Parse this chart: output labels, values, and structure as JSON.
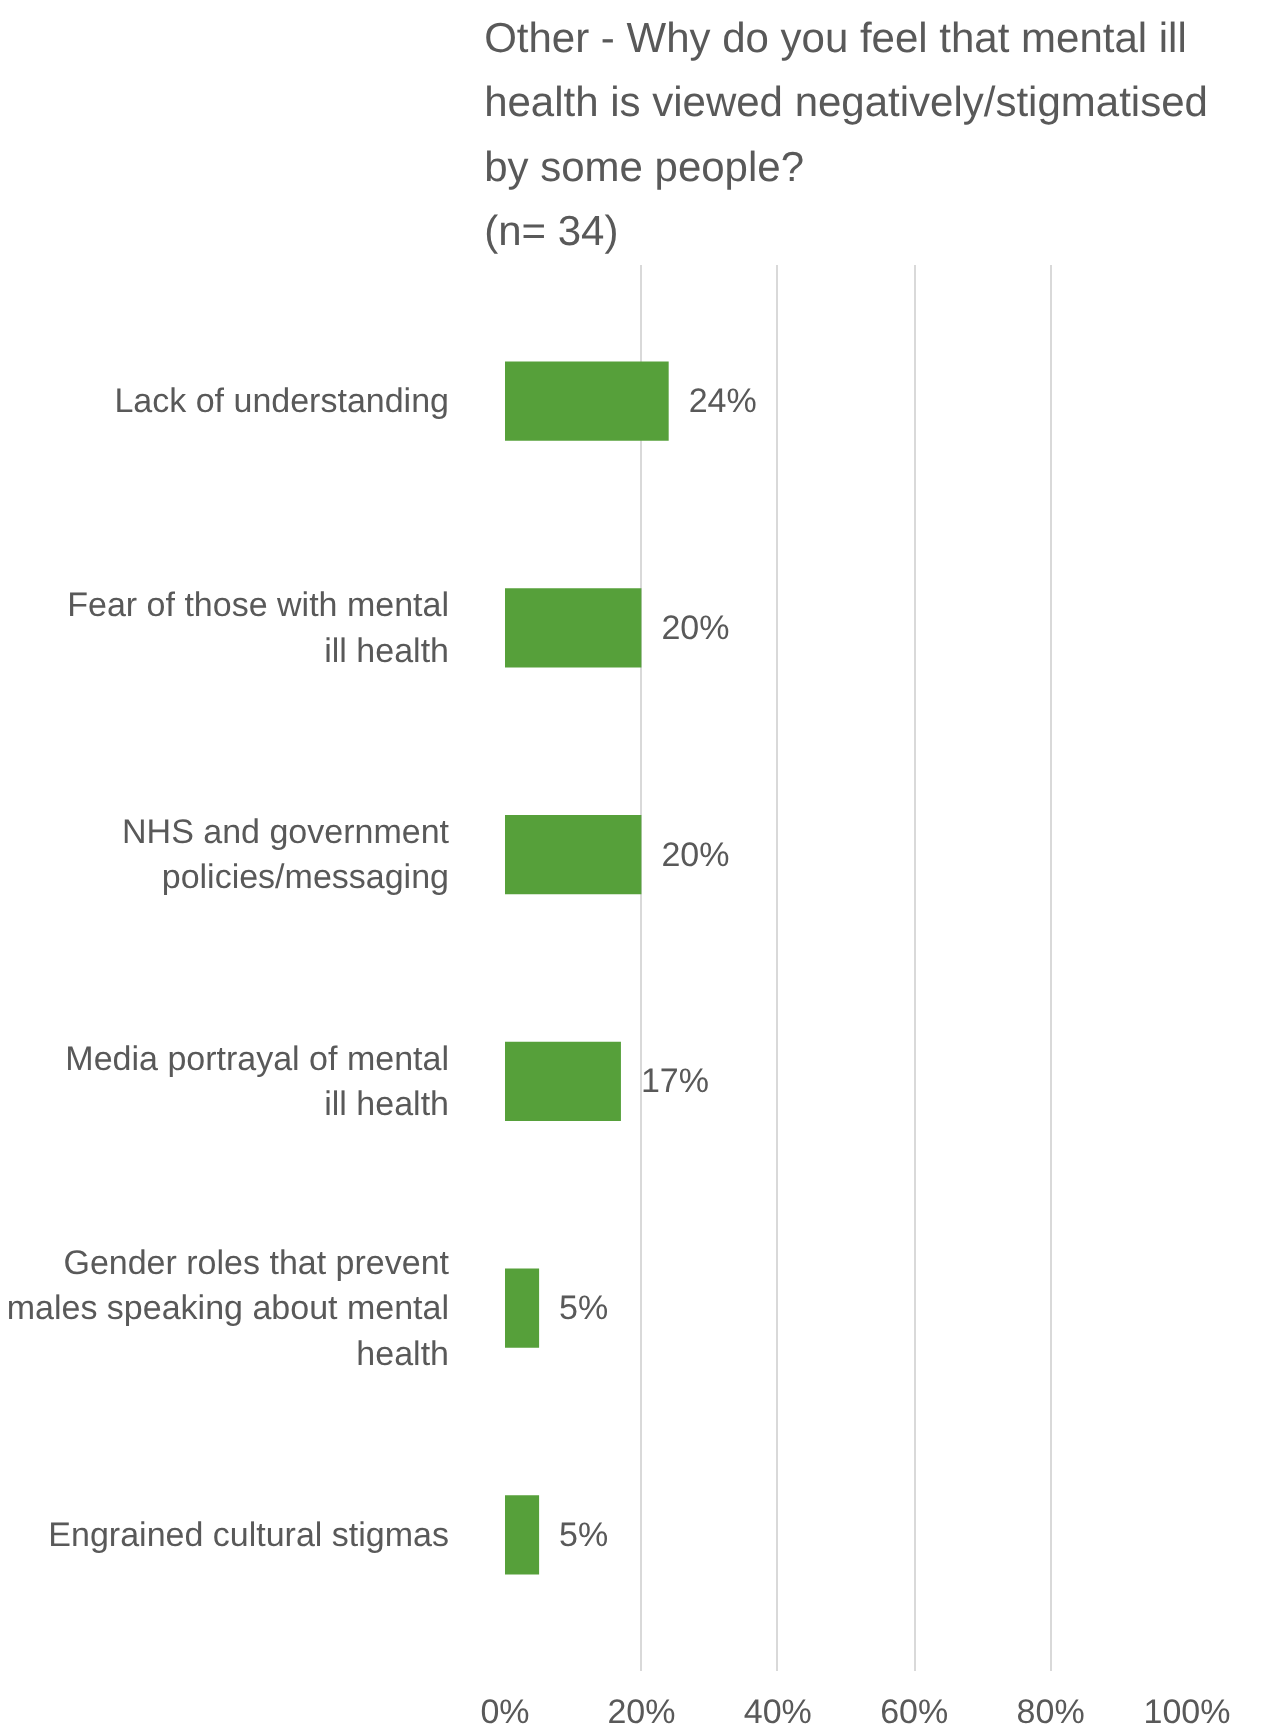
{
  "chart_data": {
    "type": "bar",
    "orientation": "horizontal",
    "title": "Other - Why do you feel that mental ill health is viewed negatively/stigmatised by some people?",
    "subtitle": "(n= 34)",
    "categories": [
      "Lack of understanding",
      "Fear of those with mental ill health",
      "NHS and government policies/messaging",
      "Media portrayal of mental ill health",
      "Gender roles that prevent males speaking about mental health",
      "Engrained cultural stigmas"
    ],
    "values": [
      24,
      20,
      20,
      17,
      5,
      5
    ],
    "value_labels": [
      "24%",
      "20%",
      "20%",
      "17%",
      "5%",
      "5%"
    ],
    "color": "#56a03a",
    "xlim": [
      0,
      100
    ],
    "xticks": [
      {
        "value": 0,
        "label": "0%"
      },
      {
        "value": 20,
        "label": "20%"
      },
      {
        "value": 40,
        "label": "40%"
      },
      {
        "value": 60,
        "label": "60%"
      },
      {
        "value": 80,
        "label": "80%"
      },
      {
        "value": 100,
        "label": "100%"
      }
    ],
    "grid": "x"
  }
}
------------
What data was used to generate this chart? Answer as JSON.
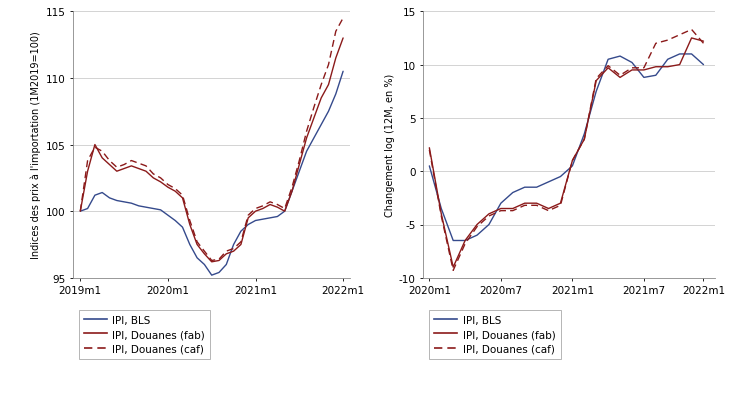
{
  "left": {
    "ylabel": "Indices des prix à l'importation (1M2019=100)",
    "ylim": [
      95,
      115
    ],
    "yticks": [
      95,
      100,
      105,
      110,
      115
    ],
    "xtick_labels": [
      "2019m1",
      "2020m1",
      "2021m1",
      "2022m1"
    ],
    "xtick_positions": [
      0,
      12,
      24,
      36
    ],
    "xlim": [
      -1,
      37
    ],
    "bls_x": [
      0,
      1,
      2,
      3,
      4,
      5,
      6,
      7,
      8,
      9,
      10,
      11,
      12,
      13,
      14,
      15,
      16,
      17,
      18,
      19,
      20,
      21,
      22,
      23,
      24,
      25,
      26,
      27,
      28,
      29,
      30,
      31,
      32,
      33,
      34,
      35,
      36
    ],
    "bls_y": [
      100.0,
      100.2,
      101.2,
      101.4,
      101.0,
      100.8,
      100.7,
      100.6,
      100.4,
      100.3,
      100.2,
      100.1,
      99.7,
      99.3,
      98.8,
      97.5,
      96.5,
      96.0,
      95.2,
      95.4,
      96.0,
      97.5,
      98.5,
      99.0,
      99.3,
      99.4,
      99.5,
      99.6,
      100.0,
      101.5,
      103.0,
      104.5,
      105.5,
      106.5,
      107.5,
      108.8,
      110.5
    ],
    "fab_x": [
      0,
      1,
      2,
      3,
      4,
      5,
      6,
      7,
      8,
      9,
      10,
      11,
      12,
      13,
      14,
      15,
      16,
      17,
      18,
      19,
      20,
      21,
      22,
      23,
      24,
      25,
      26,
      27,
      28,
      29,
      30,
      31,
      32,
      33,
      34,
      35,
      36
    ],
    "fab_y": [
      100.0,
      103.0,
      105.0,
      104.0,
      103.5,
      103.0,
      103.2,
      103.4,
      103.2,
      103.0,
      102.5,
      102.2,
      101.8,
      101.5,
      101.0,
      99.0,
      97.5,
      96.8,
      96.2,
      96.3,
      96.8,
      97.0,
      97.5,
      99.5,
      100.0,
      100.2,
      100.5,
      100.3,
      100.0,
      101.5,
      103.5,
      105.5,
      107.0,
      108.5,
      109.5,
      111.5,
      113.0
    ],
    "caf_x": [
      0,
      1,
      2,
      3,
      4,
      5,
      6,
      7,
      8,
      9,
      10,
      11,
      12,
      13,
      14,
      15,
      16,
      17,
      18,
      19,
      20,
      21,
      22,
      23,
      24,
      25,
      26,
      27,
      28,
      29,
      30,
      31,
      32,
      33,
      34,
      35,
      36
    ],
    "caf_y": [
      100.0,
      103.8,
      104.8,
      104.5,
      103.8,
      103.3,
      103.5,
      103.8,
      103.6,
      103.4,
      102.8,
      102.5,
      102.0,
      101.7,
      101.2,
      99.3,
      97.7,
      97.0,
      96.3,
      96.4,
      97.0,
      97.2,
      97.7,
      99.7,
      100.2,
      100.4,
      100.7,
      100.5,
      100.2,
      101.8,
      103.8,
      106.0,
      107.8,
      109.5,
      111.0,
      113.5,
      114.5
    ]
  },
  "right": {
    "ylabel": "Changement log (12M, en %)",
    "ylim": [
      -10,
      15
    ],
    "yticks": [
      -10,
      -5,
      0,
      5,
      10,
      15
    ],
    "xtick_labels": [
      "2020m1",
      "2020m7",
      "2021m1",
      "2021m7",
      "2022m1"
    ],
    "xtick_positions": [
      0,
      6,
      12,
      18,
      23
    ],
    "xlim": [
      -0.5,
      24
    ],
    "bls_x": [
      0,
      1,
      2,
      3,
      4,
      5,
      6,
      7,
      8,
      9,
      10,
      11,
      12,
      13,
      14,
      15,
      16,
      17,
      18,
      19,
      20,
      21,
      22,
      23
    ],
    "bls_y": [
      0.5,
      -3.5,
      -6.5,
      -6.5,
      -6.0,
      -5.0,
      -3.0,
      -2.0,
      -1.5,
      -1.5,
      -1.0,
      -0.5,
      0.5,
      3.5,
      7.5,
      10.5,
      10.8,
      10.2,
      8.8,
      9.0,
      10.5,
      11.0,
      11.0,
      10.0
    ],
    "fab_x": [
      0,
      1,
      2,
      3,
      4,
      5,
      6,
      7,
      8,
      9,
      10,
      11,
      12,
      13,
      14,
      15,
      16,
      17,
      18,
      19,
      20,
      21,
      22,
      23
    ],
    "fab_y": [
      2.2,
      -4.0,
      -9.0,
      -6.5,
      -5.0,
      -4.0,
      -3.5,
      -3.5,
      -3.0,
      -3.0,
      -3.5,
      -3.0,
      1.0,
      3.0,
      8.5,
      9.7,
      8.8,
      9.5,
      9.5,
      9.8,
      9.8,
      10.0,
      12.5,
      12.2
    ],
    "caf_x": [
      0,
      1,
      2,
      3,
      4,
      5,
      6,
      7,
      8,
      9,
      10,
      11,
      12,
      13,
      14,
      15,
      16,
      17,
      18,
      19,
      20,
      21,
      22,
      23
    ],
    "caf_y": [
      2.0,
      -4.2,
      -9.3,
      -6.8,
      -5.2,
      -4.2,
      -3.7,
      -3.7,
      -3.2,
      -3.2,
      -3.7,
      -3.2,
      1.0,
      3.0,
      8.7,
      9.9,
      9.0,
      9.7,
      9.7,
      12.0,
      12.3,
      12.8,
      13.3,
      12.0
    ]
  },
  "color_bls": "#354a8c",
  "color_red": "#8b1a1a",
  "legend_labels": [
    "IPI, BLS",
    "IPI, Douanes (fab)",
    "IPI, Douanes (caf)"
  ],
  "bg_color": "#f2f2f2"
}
------------
• **BRIEF**:
List all lines where "that" occurs.

• **SOLUTION FOR THIS TASK**:
    "title": "Other - Why do you feel that mental ill health is viewed negatively/stigmatised by some people?",
      "Gender roles that prevent males speaking about mental health",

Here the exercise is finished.